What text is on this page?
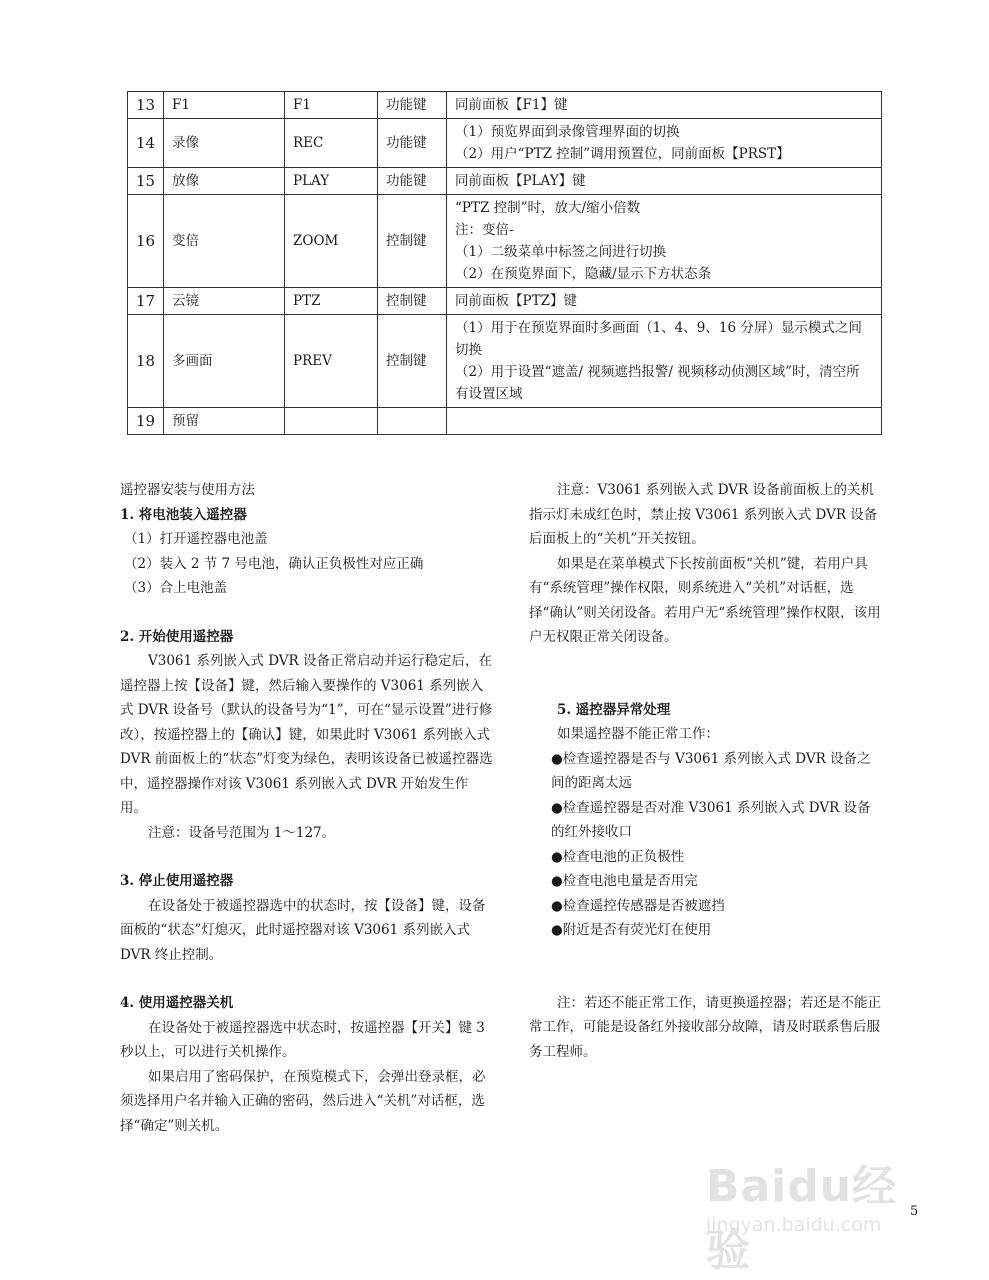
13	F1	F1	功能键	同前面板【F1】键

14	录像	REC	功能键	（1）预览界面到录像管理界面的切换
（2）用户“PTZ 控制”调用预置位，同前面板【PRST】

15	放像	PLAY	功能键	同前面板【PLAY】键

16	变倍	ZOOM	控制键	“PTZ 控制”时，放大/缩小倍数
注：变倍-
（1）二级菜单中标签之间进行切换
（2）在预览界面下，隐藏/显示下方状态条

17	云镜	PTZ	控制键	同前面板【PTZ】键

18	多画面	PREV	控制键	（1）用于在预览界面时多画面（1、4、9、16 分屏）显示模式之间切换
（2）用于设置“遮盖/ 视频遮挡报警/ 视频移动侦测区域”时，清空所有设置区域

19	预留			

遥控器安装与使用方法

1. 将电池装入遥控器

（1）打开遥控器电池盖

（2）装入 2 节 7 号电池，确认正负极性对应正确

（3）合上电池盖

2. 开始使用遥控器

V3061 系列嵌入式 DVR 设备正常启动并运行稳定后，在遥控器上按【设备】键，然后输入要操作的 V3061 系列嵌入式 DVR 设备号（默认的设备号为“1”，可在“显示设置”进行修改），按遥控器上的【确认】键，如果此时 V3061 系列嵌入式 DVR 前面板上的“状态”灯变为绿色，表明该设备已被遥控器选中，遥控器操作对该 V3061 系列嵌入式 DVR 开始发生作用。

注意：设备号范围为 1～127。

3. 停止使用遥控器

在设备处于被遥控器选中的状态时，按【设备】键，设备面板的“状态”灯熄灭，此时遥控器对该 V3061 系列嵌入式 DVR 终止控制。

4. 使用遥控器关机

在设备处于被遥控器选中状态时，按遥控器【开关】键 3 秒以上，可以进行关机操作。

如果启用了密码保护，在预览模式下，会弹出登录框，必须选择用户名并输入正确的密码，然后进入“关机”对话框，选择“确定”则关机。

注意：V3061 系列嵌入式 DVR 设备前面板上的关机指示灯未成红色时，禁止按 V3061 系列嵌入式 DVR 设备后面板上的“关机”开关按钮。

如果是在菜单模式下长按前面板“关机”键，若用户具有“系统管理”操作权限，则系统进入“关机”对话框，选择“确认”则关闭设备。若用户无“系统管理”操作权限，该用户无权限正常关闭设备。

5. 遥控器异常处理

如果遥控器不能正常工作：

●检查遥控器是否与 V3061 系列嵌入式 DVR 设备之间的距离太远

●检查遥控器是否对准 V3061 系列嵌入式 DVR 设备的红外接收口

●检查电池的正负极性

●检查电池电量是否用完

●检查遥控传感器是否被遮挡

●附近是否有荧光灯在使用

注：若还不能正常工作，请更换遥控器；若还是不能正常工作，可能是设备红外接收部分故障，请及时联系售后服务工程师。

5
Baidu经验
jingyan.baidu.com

···

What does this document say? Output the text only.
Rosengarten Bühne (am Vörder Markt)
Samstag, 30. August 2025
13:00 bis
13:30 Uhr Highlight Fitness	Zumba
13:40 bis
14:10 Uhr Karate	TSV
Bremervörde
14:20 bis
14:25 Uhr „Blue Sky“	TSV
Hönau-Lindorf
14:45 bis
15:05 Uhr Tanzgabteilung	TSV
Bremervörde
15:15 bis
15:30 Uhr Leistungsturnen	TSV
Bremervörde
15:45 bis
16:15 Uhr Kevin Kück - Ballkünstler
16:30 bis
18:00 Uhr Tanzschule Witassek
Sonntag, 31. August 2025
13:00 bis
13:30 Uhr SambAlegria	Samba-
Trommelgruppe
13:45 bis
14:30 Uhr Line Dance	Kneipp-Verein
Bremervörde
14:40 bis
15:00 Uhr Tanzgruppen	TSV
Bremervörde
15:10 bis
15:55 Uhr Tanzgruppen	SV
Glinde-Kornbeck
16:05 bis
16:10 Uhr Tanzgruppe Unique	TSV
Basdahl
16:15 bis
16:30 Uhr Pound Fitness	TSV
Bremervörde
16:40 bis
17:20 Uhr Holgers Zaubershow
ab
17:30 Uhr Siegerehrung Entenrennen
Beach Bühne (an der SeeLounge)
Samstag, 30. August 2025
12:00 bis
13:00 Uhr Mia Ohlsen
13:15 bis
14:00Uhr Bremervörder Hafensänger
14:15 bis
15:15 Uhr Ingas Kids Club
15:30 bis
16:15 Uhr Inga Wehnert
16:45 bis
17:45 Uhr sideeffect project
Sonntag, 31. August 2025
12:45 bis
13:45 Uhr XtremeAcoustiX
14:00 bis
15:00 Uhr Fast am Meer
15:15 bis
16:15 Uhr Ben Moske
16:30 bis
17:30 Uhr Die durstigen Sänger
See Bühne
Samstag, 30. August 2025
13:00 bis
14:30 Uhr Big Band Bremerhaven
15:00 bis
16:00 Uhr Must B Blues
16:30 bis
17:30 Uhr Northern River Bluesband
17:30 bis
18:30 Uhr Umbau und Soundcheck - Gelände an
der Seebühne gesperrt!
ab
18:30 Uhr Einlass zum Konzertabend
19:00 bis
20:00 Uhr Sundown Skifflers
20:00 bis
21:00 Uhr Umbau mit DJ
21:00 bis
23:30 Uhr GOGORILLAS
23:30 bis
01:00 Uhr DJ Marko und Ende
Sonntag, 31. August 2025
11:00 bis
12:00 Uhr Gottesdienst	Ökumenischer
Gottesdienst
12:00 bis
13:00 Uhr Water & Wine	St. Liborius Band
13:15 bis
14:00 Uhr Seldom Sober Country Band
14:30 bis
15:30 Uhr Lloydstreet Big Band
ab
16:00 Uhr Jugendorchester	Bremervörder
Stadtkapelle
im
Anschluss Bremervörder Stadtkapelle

···

Show every line in the entries where the string "同前面板" occurs.

• _Solution for this exercise_:
13	F1	F1	功能键	同前面板【F1】键
（2）用户“PTZ 控制”调用预置位，同前面板【PRST】
15	放像	PLAY	功能键	同前面板【PLAY】键
17	云镜	PTZ	控制键	同前面板【PTZ】键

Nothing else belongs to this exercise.